> **GIVEN RECORDS**:
-- Begin --

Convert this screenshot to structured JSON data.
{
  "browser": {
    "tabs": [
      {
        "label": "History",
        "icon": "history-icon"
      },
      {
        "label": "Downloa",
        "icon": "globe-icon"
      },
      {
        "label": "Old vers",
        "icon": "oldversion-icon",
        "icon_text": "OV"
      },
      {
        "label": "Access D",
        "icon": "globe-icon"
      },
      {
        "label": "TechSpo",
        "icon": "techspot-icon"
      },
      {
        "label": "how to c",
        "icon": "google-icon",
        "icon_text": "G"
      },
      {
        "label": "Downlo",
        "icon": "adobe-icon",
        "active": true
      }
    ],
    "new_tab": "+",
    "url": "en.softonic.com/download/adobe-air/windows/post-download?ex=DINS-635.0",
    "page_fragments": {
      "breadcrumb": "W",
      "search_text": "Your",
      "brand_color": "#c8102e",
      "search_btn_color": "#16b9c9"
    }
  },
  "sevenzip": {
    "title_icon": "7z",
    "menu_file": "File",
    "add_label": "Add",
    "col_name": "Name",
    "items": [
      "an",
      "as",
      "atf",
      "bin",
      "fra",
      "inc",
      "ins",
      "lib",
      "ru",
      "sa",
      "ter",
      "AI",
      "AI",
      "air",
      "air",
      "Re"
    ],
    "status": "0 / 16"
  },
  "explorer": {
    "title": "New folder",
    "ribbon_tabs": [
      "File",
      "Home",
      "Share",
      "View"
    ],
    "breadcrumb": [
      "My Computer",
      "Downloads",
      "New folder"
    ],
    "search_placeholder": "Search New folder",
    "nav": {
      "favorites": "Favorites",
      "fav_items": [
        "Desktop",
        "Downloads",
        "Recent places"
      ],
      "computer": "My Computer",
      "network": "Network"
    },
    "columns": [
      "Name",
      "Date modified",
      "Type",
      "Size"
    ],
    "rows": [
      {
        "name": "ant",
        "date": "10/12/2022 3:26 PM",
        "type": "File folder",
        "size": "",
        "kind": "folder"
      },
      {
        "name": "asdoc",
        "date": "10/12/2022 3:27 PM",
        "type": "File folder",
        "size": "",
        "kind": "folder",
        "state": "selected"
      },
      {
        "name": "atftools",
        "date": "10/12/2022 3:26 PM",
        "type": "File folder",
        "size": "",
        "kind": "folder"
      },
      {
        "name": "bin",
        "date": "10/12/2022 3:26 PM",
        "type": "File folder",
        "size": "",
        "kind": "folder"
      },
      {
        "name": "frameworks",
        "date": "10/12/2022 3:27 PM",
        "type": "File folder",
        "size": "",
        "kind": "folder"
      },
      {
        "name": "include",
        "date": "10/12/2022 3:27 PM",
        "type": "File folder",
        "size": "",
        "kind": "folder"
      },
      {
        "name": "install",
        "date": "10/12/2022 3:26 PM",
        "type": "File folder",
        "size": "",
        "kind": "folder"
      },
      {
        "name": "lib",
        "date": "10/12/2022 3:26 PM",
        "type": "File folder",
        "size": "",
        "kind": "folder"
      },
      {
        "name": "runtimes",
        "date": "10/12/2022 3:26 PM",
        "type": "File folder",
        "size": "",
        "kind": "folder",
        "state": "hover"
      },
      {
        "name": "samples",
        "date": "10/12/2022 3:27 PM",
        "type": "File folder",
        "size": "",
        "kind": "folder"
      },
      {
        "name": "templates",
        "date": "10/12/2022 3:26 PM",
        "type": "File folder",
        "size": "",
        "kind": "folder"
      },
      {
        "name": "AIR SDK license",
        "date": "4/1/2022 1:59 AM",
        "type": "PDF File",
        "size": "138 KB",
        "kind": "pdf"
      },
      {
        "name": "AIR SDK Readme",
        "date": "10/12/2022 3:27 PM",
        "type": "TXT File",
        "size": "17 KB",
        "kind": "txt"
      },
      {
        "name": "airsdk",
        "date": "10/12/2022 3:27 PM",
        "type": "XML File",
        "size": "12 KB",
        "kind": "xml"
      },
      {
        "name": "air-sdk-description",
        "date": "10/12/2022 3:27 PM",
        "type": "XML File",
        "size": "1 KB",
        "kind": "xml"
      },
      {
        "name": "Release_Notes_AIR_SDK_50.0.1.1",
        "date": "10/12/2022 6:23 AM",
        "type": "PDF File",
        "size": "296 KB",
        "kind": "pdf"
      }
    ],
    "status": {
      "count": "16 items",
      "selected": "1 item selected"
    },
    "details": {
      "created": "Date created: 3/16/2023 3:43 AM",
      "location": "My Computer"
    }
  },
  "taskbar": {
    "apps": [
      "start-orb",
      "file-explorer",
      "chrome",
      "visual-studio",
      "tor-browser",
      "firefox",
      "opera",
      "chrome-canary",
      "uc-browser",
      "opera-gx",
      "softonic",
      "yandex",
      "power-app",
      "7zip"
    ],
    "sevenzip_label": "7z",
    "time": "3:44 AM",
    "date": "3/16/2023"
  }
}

-- End --

> **TASK OBJECTIVE**: Reproduce the records above exactly.

> **THE REPLY**:
Convert this screenshot to structured JSON data.
{
  "browser": {
    "tabs": [
      {
        "label": "History",
        "icon": "history-icon"
      },
      {
        "label": "Downloa",
        "icon": "globe-icon"
      },
      {
        "label": "Old vers",
        "icon": "oldversion-icon",
        "icon_text": "OV"
      },
      {
        "label": "Access D",
        "icon": "globe-icon"
      },
      {
        "label": "TechSpo",
        "icon": "techspot-icon"
      },
      {
        "label": "how to c",
        "icon": "google-icon",
        "icon_text": "G"
      },
      {
        "label": "Downlo",
        "icon": "adobe-icon",
        "active": true
      }
    ],
    "new_tab": "+",
    "url": "en.softonic.com/download/adobe-air/windows/post-download?ex=DINS-635.0",
    "page_fragments": {
      "breadcrumb": "W",
      "search_text": "Your",
      "brand_color": "#c8102e",
      "search_btn_color": "#16b9c9"
    }
  },
  "sevenzip": {
    "title_icon": "7z",
    "menu_file": "File",
    "add_label": "Add",
    "col_name": "Name",
    "items": [
      "an",
      "as",
      "atf",
      "bin",
      "fra",
      "inc",
      "ins",
      "lib",
      "ru",
      "sa",
      "ter",
      "AI",
      "AI",
      "air",
      "air",
      "Re"
    ],
    "status": "0 / 16"
  },
  "explorer": {
    "title": "New folder",
    "ribbon_tabs": [
      "File",
      "Home",
      "Share",
      "View"
    ],
    "breadcrumb": [
      "My Computer",
      "Downloads",
      "New folder"
    ],
    "search_placeholder": "Search New folder",
    "nav": {
      "favorites": "Favorites",
      "fav_items": [
        "Desktop",
        "Downloads",
        "Recent places"
      ],
      "computer": "My Computer",
      "network": "Network"
    },
    "columns": [
      "Name",
      "Date modified",
      "Type",
      "Size"
    ],
    "rows": [
      {
        "name": "ant",
        "date": "10/12/2022 3:26 PM",
        "type": "File folder",
        "size": "",
        "kind": "folder"
      },
      {
        "name": "asdoc",
        "date": "10/12/2022 3:27 PM",
        "type": "File folder",
        "size": "",
        "kind": "folder",
        "state": "selected"
      },
      {
        "name": "atftools",
        "date": "10/12/2022 3:26 PM",
        "type": "File folder",
        "size": "",
        "kind": "folder"
      },
      {
        "name": "bin",
        "date": "10/12/2022 3:26 PM",
        "type": "File folder",
        "size": "",
        "kind": "folder"
      },
      {
        "name": "frameworks",
        "date": "10/12/2022 3:27 PM",
        "type": "File folder",
        "size": "",
        "kind": "folder"
      },
      {
        "name": "include",
        "date": "10/12/2022 3:27 PM",
        "type": "File folder",
        "size": "",
        "kind": "folder"
      },
      {
        "name": "install",
        "date": "10/12/2022 3:26 PM",
        "type": "File folder",
        "size": "",
        "kind": "folder"
      },
      {
        "name": "lib",
        "date": "10/12/2022 3:26 PM",
        "type": "File folder",
        "size": "",
        "kind": "folder"
      },
      {
        "name": "runtimes",
        "date": "10/12/2022 3:26 PM",
        "type": "File folder",
        "size": "",
        "kind": "folder",
        "state": "hover"
      },
      {
        "name": "samples",
        "date": "10/12/2022 3:27 PM",
        "type": "File folder",
        "size": "",
        "kind": "folder"
      },
      {
        "name": "templates",
        "date": "10/12/2022 3:26 PM",
        "type": "File folder",
        "size": "",
        "kind": "folder"
      },
      {
        "name": "AIR SDK license",
        "date": "4/1/2022 1:59 AM",
        "type": "PDF File",
        "size": "138 KB",
        "kind": "pdf"
      },
      {
        "name": "AIR SDK Readme",
        "date": "10/12/2022 3:27 PM",
        "type": "TXT File",
        "size": "17 KB",
        "kind": "txt"
      },
      {
        "name": "airsdk",
        "date": "10/12/2022 3:27 PM",
        "type": "XML File",
        "size": "12 KB",
        "kind": "xml"
      },
      {
        "name": "air-sdk-description",
        "date": "10/12/2022 3:27 PM",
        "type": "XML File",
        "size": "1 KB",
        "kind": "xml"
      },
      {
        "name": "Release_Notes_AIR_SDK_50.0.1.1",
        "date": "10/12/2022 6:23 AM",
        "type": "PDF File",
        "size": "296 KB",
        "kind": "pdf"
      }
    ],
    "status": {
      "count": "16 items",
      "selected": "1 item selected"
    },
    "details": {
      "created": "Date created: 3/16/2023 3:43 AM",
      "location": "My Computer"
    }
  },
  "taskbar": {
    "apps": [
      "start-orb",
      "file-explorer",
      "chrome",
      "visual-studio",
      "tor-browser",
      "firefox",
      "opera",
      "chrome-canary",
      "uc-browser",
      "opera-gx",
      "softonic",
      "yandex",
      "power-app",
      "7zip"
    ],
    "sevenzip_label": "7z",
    "time": "3:44 AM",
    "date": "3/16/2023"
  }
}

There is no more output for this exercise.